━━ Passage provided

Discussions found on the web:
  1. Jim Haygood commented on May 4

    Besides taxes, the other glaring omission from the CPI is interest. Yet the Federal Reserve uses the Fed Funds rate as its key policy lever.

    Interest is a cost for corporations; is it not a cost for individuals?

  2. John Borchers commented on May 4

    This would explain low inflation. Where home prices are falling I imagine this would cause rent prices to fall as well as it would be easier to buy a home forcing rental demand down.

  3. John F. commented on May 4

    This is one ugly piece of chart porn–Ron Jeremy comes to mind. Better to use the engine behind Smart Money’s market map, even if there’s a slight loss of accuracy.

  4. AGG commented on May 4

    Prices on items are “WEIGHTED” according to what an “AVERAGE AMERICAN” uses.
    1) What’s an average American?
    2) How many times has the definition of an average American changed in the last 25 years?
    3) Has this change in definition caused the CPI to go up or DOWN?
    4) Does the fact that a realistic CPI would cause increased government expense on TIPS and COLA constitute a conflict of interest? (I have a tremendous capacity for the obvious).
    5) Could you interpret all these fun and games as a massive psyop similar to tape marking or front running on stocks? (DUH).

    This isn’t hard, folks. With computers you can collect MILLIONS of prices on MILLIONS of products every second of every day. Volatility doesn’t exist when too many items are tracked for manipulation to occur.
    House cleaning is in order for the BLS.

━━━━
━━ Provided data

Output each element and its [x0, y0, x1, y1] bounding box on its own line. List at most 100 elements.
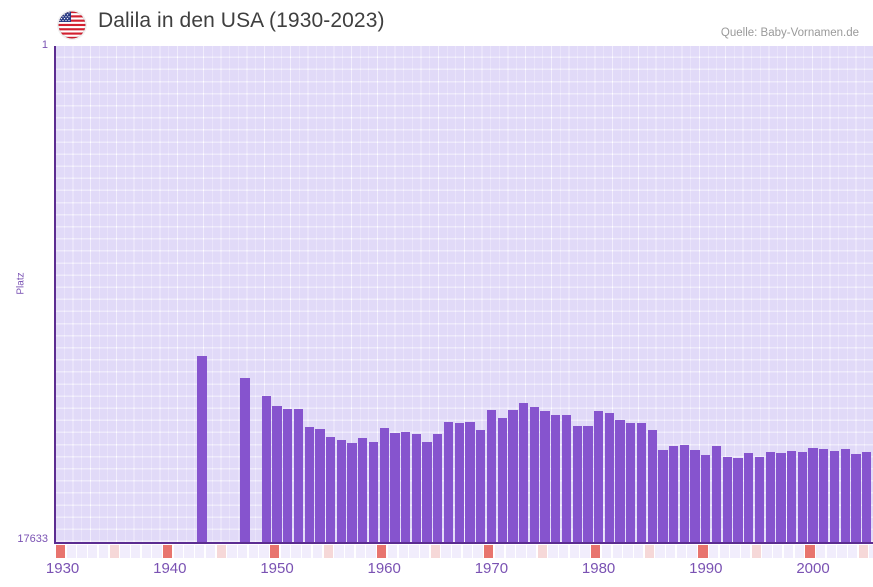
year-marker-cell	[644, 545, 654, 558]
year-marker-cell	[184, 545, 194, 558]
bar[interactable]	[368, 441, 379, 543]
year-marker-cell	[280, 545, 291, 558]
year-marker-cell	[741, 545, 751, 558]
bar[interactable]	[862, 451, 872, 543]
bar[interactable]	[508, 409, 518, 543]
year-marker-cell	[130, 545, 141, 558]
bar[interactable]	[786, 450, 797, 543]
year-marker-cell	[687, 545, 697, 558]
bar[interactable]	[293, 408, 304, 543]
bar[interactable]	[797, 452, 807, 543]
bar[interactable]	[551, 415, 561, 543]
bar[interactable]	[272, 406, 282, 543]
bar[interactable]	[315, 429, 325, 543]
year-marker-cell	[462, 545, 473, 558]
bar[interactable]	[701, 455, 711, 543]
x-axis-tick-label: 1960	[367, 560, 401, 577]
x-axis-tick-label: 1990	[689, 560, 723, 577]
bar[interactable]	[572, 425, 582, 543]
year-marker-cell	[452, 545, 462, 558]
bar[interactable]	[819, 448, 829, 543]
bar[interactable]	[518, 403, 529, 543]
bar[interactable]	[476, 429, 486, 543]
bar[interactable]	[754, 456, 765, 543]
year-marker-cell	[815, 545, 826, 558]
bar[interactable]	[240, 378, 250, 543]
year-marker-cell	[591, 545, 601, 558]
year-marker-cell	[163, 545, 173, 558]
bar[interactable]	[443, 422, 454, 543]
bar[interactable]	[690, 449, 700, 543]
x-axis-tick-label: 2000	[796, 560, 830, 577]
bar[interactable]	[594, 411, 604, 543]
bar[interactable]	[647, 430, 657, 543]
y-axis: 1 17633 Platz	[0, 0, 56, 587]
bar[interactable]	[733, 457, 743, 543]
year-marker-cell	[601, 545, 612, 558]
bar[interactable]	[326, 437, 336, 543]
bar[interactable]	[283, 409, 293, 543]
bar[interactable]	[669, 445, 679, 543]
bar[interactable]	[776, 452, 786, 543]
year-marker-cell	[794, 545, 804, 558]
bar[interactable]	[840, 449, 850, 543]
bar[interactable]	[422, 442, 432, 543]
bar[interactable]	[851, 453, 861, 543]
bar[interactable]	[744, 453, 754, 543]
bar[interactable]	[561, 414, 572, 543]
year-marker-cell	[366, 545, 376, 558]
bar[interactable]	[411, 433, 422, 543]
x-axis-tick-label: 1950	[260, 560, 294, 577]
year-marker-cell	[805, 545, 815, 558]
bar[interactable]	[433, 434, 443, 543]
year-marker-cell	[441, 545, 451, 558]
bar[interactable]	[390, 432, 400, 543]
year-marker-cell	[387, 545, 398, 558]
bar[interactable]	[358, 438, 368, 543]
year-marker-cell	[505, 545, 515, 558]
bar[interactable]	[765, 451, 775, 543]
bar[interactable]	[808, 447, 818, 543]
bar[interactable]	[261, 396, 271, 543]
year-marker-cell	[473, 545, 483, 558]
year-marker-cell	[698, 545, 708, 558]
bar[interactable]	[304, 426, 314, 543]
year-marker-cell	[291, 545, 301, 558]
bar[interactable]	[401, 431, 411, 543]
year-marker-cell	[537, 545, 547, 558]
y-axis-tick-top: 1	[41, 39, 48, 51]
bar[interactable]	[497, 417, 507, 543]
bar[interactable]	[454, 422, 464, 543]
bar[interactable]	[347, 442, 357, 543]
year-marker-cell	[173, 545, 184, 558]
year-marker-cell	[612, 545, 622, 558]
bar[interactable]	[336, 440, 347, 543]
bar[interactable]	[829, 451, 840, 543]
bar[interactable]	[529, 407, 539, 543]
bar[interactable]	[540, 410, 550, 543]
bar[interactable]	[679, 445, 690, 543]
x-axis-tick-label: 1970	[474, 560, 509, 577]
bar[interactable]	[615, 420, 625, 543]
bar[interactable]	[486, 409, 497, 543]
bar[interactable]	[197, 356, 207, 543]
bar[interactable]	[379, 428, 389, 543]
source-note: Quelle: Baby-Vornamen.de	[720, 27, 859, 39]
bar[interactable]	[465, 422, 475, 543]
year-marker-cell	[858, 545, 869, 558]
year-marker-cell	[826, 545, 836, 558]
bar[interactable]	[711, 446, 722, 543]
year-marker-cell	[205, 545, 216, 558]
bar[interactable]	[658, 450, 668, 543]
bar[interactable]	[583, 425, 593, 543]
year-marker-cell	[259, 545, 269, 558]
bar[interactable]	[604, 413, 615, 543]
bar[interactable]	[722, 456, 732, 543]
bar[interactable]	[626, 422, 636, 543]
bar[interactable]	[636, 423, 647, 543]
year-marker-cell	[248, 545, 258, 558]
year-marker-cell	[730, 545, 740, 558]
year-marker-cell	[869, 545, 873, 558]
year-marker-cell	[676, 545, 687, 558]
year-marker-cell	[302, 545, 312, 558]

━━━━

Tasks to carry out:
A. In the comment thread, what does Jim Haygood name as the other glaring omission from the CPI besides taxes?
B. List the names of everyone who posted in the comment thread.
C. Print the comment thread text between "3. John F. commented" and "on stocks? (DUH).", inclusive.
The material comes from a separate source, unrelated to the comment thread.

Answer set:
A. Interest.

B. Jim Haygood, John Borchers, John F., AGG

C.
3. John F. commented on May 4

    This is one ugly piece of chart porn–Ron Jeremy comes to mind. Better to use the engine behind Smart Money’s market map, even if there’s a slight loss of accuracy.

  4. AGG commented on May 4

    Prices on items are “WEIGHTED” according to what an “AVERAGE AMERICAN” uses.
    1) What’s an average American?
    2) How many times has the definition of an average American changed in the last 25 years?
    3) Has this change in definition caused the CPI to go up or DOWN?
    4) Does the fact that a realistic CPI would cause increased government expense on TIPS and COLA constitute a conflict of interest? (I have a tremendous capacity for the obvious).
    5) Could you interpret all these fun and games as a massive psyop similar to tape marking or front running on stocks? (DUH).